Directive: Output all of the entries below precisely as written.

>> begin Data rows

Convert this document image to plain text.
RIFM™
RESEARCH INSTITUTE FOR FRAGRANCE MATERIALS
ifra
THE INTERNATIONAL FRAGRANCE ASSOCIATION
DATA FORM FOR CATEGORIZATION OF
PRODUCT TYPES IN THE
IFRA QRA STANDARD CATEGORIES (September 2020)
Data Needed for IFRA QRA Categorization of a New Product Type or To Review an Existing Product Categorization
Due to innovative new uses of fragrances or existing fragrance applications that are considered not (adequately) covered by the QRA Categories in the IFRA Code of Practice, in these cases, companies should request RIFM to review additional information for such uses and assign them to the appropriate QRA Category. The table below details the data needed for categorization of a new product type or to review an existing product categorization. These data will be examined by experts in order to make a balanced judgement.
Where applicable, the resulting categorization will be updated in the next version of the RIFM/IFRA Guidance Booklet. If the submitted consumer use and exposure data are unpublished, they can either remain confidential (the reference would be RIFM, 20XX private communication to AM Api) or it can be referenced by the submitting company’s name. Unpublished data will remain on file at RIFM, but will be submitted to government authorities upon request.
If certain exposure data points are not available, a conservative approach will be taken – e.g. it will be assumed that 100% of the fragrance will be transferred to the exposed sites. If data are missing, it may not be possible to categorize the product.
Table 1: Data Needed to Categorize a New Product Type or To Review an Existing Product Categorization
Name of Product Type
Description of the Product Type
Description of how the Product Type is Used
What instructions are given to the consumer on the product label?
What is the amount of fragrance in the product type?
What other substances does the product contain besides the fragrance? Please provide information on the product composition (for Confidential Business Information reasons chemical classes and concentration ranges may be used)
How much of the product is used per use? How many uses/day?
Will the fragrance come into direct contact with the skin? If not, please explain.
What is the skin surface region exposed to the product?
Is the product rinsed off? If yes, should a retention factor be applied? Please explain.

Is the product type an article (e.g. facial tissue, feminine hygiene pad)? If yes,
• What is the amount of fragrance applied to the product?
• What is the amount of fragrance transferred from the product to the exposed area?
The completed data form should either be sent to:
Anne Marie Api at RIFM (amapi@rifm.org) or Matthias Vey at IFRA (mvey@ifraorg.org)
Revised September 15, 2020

>> end Data rows

Worked answer:
Convert this document image to plain text.
RIFM™
RESEARCH INSTITUTE FOR FRAGRANCE MATERIALS
ifra
THE INTERNATIONAL FRAGRANCE ASSOCIATION
DATA FORM FOR CATEGORIZATION OF
PRODUCT TYPES IN THE
IFRA QRA STANDARD CATEGORIES (September 2020)
Data Needed for IFRA QRA Categorization of a New Product Type or To Review an Existing Product Categorization
Due to innovative new uses of fragrances or existing fragrance applications that are considered not (adequately) covered by the QRA Categories in the IFRA Code of Practice, in these cases, companies should request RIFM to review additional information for such uses and assign them to the appropriate QRA Category. The table below details the data needed for categorization of a new product type or to review an existing product categorization. These data will be examined by experts in order to make a balanced judgement.
Where applicable, the resulting categorization will be updated in the next version of the RIFM/IFRA Guidance Booklet. If the submitted consumer use and exposure data are unpublished, they can either remain confidential (the reference would be RIFM, 20XX private communication to AM Api) or it can be referenced by the submitting company’s name. Unpublished data will remain on file at RIFM, but will be submitted to government authorities upon request.
If certain exposure data points are not available, a conservative approach will be taken – e.g. it will be assumed that 100% of the fragrance will be transferred to the exposed sites. If data are missing, it may not be possible to categorize the product.
Table 1: Data Needed to Categorize a New Product Type or To Review an Existing Product Categorization
Name of Product Type
Description of the Product Type
Description of how the Product Type is Used
What instructions are given to the consumer on the product label?
What is the amount of fragrance in the product type?
What other substances does the product contain besides the fragrance? Please provide information on the product composition (for Confidential Business Information reasons chemical classes and concentration ranges may be used)
How much of the product is used per use? How many uses/day?
Will the fragrance come into direct contact with the skin? If not, please explain.
What is the skin surface region exposed to the product?
Is the product rinsed off? If yes, should a retention factor be applied? Please explain.

Is the product type an article (e.g. facial tissue, feminine hygiene pad)? If yes,
• What is the amount of fragrance applied to the product?
• What is the amount of fragrance transferred from the product to the exposed area?
The completed data form should either be sent to:
Anne Marie Api at RIFM (amapi@rifm.org) or Matthias Vey at IFRA (mvey@ifraorg.org)
Revised September 15, 2020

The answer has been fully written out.